▶ _WORK TASK 1_:
Using the text on Iraq's oil fields, answer each question:
(a) Which company estimates that Rumaila may have 20 billion barrels of recoverable oil?
(b) How many barrels could Majnoun have?
(c) What firm does Alex Munton work for?
▶ _WORK TASK 2_:
Retype, word for word, the part of the Iraq oil text that begins with the words "Majnoun, which the" and ends with "call with reporters.".

▶ _EXCERPTED TEXT_:

━━━━━━━━━━

Today they're coming back—and getting roughly the same deal that was on the table during the summer. Shell, Exxon, and ConocoPhillips (COP) are in talks that could help boost Iraq's oil production to more than 6 million barrels per day—behind only Saudi Arabia in OPEC. "This is the window in which if anything can happen it will happen," says Alex Munton, an Iraq specialist at Edinburgh-based energy consultants Wood Mackenzie.
The big oil companies are reconsidering Iraq because they realize this may be among their last opportunities to get large volumes of crude. Britain's BP (BP), for instance, typically turns up its nose at anything below roughly 700 million barrels of reserves; Rumaila, about 30 miles west of Basra, may have 20 billion barrels of recoverable oil, BP estimates. Another field in the same class is West Qurna, located north of Basra, where a group including Exxon Mobil and Shell is competing against a partnership of ConocoPhillips and Russia's Lukoil (LKOH.RTS) for production rights.
Majnoun, which the Iraqis will offer in December, could have 12 billion barrels. And Kirkuk, where Shell is hoping to get a contract, has at least 8.5 billion barrels. "It is fair to say that there are many people negotiating now who would not have taken $2 [in profit per incremental barrel] before," Shell Chief Financial Officer Simon Henry said during the company's Oct. 29 earnings conference call with reporters.

━━━━━━━━━━

▶ _MATERIAL PROVIDED_:
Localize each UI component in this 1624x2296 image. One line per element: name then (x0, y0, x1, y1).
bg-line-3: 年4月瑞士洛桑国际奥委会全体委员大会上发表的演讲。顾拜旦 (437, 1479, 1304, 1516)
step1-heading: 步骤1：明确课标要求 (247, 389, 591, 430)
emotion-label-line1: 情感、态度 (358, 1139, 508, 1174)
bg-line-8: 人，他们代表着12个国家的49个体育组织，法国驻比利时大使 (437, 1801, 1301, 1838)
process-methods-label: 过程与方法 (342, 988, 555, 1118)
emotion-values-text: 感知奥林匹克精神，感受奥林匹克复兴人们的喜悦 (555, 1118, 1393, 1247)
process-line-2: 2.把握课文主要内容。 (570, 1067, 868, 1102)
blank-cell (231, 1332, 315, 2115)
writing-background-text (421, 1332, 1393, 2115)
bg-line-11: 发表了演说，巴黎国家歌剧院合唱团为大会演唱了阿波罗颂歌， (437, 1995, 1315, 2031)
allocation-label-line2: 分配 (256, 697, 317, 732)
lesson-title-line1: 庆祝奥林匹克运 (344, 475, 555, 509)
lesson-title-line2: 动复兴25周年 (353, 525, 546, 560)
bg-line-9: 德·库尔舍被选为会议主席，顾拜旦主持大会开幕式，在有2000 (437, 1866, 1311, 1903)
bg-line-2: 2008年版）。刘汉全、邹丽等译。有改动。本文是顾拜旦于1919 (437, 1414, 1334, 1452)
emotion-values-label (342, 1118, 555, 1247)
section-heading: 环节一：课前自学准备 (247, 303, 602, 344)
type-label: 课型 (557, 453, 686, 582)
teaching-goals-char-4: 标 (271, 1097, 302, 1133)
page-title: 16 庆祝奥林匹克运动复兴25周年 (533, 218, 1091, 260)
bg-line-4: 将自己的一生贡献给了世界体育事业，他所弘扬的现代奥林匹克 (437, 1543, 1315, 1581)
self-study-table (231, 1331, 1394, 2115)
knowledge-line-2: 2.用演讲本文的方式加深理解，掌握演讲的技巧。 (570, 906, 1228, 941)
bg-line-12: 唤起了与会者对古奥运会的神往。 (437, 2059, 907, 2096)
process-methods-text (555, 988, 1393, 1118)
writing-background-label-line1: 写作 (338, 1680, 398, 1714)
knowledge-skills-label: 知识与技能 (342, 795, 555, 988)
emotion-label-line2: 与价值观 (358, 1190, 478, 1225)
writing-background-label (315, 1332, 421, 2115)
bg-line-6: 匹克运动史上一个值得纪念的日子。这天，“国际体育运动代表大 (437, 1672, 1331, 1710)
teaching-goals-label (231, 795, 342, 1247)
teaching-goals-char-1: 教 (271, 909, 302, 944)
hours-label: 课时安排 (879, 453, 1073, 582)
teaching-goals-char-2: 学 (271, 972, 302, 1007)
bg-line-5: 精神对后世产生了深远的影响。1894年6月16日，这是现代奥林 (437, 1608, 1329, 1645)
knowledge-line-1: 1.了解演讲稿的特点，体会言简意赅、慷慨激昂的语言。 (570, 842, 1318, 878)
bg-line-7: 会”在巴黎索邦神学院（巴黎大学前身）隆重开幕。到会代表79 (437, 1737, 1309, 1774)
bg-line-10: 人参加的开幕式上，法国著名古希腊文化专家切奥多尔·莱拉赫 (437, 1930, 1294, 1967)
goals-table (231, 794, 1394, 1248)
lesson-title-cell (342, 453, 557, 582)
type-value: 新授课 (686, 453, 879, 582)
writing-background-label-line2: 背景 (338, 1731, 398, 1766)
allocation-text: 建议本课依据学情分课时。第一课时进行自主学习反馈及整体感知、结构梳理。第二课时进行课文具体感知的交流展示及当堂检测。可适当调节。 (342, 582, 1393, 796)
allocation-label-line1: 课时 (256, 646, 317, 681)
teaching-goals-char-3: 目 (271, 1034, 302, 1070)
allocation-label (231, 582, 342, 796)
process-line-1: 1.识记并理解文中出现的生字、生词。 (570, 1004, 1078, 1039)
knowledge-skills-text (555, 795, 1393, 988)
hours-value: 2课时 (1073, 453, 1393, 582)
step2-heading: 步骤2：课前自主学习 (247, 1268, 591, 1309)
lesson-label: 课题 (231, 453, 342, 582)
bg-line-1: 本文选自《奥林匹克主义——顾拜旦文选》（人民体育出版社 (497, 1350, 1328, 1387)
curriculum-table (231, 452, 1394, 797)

━━━━━━━━━━

▶ _WRITTEN SOLUTION 1_:
(a) BP
(b) 12 billion barrels
(c) Wood Mackenzie, the Edinburgh-based energy consultants

▶ _WRITTEN SOLUTION 2_:
Majnoun, which the Iraqis will offer in December, could have 12 billion barrels. And Kirkuk, where Shell is hoping to get a contract, has at least 8.5 billion barrels. "It is fair to say that there are many people negotiating now who would not have taken $2 [in profit per incremental barrel] before," Shell Chief Financial Officer Simon Henry said during the company's Oct. 29 earnings conference call with reporters.